%%

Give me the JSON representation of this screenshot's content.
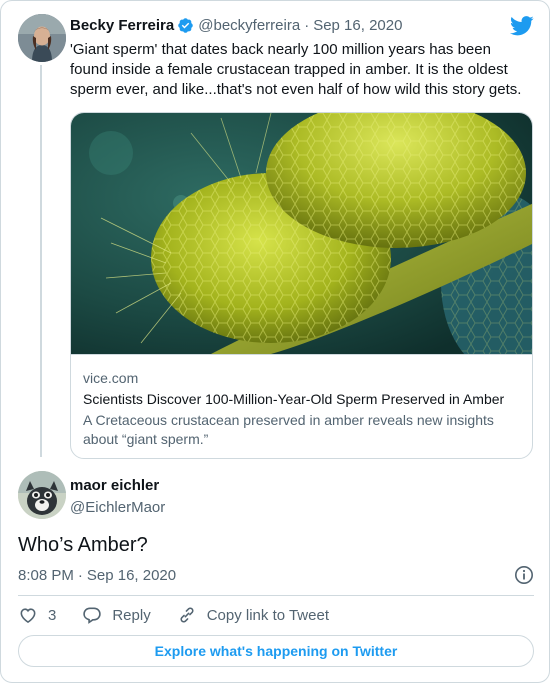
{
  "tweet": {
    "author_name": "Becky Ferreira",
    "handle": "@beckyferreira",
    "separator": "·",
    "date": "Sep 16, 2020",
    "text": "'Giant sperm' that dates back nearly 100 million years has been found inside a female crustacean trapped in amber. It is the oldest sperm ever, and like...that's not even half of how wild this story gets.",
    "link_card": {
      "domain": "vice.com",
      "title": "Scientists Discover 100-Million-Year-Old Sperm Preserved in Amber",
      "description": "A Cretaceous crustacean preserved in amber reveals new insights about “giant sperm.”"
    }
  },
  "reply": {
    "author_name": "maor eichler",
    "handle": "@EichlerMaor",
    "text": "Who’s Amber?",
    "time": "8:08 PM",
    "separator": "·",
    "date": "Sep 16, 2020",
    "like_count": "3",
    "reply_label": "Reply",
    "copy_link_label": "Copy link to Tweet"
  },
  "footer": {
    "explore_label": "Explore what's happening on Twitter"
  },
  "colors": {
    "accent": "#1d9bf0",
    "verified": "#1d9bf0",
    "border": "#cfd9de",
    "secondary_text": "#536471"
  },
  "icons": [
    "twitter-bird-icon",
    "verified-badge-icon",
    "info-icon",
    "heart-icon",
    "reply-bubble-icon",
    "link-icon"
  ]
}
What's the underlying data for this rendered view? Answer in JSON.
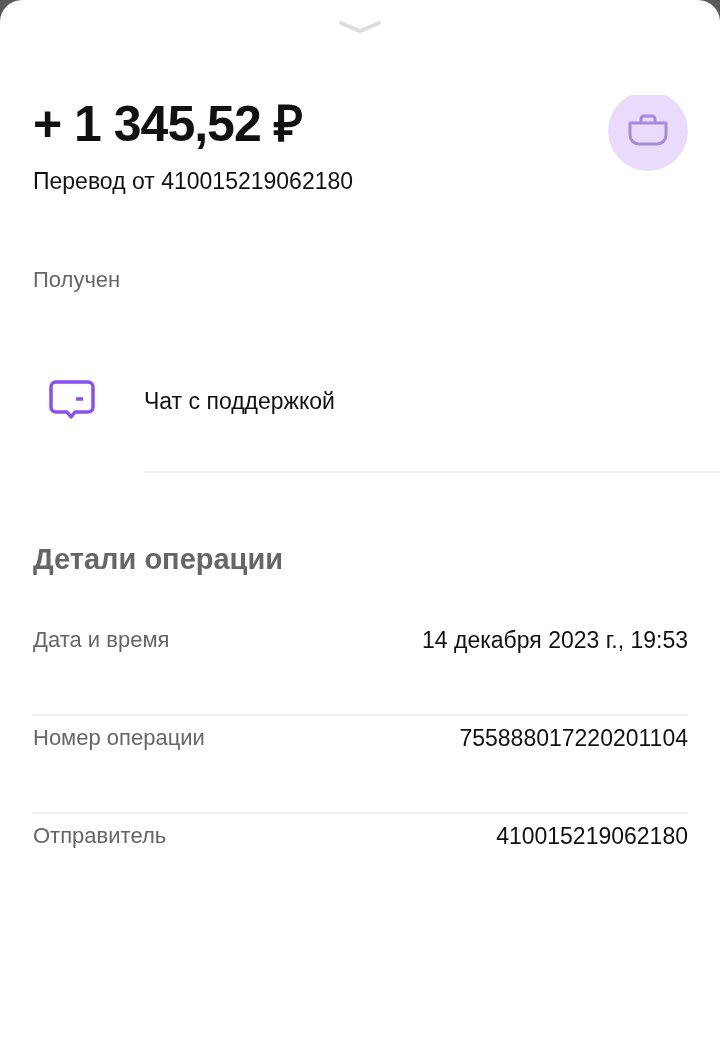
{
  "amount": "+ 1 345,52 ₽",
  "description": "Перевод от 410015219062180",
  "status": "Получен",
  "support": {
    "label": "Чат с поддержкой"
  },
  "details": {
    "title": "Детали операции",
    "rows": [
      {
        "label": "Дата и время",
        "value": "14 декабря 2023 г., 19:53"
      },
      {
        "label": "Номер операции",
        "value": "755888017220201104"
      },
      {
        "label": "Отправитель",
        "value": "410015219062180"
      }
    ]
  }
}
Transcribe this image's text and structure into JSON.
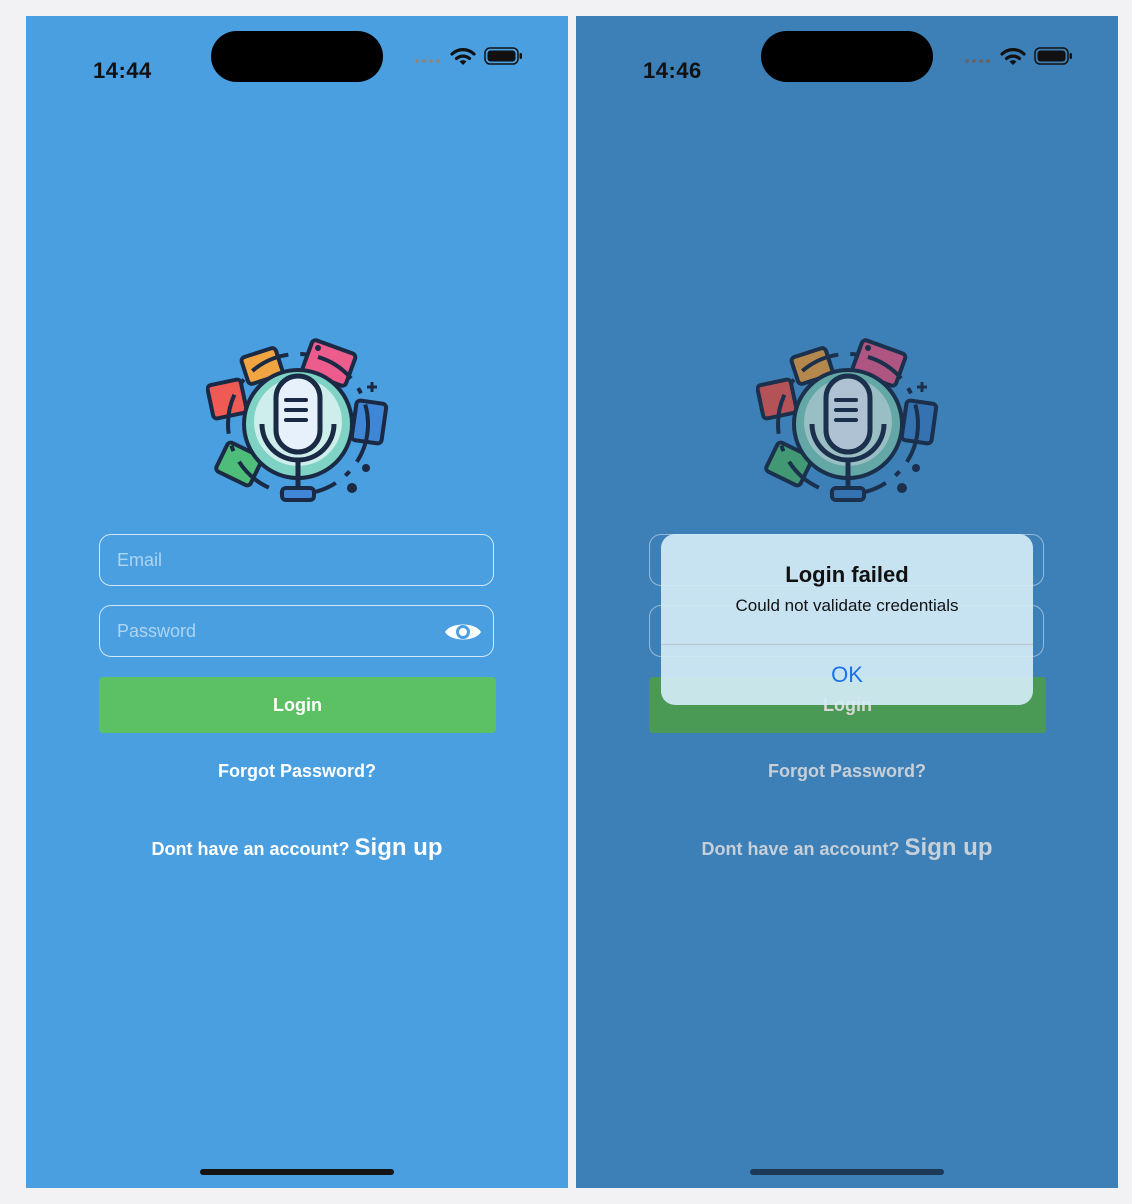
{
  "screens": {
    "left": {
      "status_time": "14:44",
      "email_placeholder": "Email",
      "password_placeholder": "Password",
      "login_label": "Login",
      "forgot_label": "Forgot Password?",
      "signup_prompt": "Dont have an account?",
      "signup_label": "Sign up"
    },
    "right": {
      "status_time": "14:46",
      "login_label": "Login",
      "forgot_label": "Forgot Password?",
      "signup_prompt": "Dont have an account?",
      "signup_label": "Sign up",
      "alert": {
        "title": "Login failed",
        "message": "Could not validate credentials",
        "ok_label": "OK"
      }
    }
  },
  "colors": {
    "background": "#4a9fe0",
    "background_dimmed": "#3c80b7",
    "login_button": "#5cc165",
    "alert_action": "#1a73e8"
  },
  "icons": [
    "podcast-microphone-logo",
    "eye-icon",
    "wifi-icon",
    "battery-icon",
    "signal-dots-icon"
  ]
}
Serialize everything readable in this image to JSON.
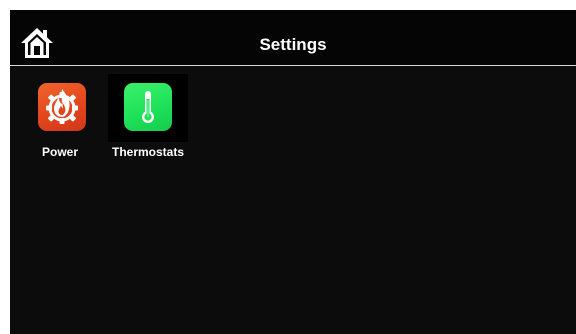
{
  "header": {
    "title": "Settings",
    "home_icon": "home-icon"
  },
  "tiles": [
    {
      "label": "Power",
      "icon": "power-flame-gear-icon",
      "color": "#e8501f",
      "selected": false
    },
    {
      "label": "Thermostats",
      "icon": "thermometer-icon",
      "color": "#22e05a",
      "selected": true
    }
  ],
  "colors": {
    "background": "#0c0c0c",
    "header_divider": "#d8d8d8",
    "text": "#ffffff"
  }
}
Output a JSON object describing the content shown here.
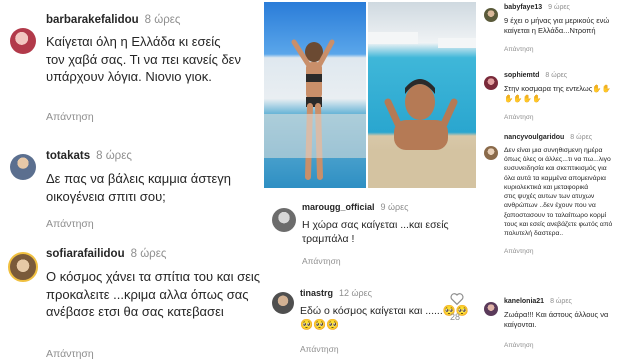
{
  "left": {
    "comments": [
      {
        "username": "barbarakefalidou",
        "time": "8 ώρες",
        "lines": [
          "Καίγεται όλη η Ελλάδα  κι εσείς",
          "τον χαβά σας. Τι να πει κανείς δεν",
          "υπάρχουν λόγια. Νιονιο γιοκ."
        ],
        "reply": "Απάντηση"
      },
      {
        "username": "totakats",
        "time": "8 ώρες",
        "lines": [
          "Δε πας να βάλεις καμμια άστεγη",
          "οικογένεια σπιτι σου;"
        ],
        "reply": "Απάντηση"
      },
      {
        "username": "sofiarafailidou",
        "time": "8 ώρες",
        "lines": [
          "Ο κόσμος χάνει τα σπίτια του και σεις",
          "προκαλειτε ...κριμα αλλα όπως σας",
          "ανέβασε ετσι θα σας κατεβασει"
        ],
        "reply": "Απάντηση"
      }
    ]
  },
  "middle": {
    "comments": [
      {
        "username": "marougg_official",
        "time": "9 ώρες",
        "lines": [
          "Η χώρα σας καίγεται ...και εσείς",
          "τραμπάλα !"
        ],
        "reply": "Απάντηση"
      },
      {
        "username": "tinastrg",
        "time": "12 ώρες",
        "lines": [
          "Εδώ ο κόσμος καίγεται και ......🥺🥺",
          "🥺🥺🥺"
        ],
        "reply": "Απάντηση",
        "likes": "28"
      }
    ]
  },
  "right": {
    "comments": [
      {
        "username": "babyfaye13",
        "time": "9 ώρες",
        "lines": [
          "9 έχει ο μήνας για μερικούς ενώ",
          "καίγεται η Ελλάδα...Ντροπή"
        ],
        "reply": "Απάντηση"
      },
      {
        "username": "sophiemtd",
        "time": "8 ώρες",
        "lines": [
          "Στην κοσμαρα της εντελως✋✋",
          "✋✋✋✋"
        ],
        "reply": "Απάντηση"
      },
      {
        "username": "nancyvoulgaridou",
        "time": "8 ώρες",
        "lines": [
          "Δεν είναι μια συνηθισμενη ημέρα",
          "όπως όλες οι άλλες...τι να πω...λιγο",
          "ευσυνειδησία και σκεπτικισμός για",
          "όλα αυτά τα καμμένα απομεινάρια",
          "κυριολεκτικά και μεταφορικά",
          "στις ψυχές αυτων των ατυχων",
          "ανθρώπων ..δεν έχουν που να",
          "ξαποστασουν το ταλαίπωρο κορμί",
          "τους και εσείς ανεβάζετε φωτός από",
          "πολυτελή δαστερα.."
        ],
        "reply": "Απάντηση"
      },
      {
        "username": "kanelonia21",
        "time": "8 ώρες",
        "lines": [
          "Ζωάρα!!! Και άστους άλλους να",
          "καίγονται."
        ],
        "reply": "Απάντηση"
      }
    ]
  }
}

%%

### OBJECTIVE
Locate all lines holding the word "title", then copy them out.

### THE RESPONSE
      "title": "Scientists Discover 100-Million-Year-Old Sperm Preserved in Amber",
    "title": "Детали операции",
        "title": "Login failed",
    "title": "Settings",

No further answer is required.